>>>

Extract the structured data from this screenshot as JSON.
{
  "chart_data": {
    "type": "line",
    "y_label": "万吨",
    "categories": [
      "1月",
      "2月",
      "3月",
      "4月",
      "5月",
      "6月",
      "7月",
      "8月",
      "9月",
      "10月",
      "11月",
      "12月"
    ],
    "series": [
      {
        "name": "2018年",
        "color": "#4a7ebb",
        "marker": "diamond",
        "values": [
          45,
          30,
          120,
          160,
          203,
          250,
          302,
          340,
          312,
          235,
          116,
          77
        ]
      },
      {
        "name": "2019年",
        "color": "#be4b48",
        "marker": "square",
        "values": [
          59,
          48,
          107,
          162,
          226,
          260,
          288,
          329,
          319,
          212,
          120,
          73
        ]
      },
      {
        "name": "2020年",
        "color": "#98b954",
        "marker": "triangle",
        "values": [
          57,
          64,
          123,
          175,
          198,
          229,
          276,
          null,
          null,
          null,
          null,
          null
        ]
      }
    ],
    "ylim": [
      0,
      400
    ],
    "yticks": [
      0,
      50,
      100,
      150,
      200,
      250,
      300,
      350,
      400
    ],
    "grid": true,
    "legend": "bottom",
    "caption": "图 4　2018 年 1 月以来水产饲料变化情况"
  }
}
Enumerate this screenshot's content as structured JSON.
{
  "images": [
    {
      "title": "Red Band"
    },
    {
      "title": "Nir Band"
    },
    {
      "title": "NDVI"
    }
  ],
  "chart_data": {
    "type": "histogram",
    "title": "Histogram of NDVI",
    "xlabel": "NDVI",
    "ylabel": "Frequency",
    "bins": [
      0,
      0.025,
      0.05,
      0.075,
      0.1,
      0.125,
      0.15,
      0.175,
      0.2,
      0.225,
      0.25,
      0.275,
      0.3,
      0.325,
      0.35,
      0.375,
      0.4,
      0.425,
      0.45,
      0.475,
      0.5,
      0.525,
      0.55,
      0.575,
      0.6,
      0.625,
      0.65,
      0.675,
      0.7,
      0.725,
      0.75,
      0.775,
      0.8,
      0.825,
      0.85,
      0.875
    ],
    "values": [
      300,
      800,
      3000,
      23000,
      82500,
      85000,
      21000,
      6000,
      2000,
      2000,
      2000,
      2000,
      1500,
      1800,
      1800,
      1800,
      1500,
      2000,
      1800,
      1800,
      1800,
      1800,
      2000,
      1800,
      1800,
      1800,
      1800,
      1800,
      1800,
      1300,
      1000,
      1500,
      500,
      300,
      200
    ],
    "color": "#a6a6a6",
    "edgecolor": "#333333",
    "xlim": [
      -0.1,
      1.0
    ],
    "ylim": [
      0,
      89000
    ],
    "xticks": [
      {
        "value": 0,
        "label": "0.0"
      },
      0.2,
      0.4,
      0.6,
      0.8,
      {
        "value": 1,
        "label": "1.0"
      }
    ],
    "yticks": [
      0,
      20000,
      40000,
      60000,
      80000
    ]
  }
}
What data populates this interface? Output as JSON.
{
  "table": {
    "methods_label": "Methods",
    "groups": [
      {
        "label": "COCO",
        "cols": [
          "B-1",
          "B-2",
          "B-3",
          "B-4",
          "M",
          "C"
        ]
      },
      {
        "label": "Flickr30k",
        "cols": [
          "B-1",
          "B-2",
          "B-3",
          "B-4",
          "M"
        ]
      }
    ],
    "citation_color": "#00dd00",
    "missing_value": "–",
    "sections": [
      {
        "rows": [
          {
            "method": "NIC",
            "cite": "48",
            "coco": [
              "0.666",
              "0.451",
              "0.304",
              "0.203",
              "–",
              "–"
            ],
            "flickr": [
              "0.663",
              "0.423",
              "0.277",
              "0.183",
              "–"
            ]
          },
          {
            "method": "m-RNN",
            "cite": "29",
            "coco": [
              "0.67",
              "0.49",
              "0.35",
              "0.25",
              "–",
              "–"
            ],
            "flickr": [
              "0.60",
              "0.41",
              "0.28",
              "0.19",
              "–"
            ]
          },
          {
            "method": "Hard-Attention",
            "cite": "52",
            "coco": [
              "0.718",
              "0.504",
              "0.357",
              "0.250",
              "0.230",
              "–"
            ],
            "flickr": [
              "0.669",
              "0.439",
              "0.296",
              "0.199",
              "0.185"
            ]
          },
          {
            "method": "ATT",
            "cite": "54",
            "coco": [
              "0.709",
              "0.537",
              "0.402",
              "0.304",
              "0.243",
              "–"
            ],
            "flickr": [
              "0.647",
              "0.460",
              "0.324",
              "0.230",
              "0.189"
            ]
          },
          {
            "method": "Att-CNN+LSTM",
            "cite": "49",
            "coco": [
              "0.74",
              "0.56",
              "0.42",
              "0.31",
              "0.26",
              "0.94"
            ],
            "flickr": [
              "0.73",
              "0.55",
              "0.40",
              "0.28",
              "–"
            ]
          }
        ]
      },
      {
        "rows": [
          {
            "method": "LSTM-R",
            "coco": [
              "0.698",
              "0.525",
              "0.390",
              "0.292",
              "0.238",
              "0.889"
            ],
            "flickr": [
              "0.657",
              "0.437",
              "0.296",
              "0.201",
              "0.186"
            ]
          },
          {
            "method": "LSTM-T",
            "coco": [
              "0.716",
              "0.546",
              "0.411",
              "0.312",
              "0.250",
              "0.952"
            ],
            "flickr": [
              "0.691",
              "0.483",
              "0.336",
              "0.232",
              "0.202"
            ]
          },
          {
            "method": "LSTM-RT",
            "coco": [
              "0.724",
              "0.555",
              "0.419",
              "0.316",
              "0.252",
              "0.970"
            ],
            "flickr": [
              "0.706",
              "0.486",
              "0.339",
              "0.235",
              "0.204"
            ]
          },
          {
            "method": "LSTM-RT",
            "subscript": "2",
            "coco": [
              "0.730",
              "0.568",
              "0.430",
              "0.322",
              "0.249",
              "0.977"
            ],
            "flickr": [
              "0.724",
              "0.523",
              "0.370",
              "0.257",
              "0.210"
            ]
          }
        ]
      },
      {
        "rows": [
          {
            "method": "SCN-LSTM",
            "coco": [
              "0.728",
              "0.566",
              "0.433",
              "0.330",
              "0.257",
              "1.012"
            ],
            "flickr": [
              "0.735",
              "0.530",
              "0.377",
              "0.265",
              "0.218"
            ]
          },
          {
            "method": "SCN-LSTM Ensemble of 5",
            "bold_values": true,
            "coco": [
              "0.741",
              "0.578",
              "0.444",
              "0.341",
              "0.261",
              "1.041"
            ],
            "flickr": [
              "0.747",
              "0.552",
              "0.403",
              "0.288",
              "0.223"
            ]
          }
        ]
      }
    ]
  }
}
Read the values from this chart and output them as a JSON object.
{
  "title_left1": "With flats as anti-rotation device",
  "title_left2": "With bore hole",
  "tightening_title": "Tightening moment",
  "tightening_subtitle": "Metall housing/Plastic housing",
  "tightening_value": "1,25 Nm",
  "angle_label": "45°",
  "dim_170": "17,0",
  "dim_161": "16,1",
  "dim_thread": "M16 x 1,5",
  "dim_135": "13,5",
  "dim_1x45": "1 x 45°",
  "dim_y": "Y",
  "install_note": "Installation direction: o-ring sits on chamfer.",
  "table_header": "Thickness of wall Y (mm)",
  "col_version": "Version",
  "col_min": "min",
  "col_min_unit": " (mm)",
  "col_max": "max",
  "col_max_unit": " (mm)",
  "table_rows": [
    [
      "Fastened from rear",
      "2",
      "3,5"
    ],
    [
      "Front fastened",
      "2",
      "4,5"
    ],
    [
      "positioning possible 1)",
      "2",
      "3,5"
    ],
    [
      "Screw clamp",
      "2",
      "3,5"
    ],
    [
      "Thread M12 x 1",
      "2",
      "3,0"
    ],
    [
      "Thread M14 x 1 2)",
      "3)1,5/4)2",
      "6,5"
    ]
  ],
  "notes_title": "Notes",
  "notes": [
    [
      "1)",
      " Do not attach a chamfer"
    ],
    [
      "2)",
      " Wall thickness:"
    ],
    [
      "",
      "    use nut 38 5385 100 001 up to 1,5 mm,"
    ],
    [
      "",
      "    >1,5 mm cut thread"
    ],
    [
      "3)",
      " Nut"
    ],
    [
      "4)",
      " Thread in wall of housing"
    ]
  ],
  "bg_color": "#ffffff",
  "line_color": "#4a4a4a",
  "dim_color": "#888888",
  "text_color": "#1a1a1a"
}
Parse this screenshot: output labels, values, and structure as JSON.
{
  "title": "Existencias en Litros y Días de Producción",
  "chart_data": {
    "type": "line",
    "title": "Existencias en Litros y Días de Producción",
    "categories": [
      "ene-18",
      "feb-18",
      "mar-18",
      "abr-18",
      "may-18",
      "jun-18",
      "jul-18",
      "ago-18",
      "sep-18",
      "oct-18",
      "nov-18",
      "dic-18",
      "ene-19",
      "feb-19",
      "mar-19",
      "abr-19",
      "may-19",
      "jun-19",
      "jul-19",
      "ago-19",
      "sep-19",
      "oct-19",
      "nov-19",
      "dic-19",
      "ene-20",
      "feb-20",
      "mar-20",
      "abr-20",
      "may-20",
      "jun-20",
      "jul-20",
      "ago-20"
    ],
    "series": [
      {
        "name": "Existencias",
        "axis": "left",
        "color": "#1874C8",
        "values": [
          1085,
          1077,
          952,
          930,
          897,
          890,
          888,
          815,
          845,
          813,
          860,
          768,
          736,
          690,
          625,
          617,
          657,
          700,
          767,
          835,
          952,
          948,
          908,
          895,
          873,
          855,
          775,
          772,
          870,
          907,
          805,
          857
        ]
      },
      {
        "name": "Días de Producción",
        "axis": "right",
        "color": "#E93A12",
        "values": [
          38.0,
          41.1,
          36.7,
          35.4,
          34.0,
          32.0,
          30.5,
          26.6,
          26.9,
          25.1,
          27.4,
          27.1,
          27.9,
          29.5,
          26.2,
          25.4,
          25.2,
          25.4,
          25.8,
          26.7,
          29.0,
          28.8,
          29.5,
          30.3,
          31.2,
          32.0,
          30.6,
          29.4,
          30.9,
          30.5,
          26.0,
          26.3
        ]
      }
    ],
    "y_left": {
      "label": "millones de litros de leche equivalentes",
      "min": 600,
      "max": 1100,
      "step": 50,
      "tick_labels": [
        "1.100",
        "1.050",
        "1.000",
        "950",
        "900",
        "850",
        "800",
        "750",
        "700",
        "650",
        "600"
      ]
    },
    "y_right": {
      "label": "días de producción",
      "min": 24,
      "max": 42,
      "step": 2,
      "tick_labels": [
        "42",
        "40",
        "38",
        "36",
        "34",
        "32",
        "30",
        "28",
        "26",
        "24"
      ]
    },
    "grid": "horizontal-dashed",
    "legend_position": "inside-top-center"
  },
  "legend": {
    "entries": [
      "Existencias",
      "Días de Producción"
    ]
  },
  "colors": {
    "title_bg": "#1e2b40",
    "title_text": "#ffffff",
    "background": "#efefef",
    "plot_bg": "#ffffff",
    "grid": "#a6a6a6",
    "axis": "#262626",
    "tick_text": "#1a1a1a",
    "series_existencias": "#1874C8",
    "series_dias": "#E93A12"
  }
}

<<<

#### Objective
List all lines holding the string "this".

#### Solution to the exercise
Extract the structured data from this screenshot as JSON.
Enumerate this screenshot's content as structured JSON.
What data populates this interface? Output as JSON.
Read the values from this chart and output them as a JSON object.
Parse this screenshot: output labels, values, and structure as JSON.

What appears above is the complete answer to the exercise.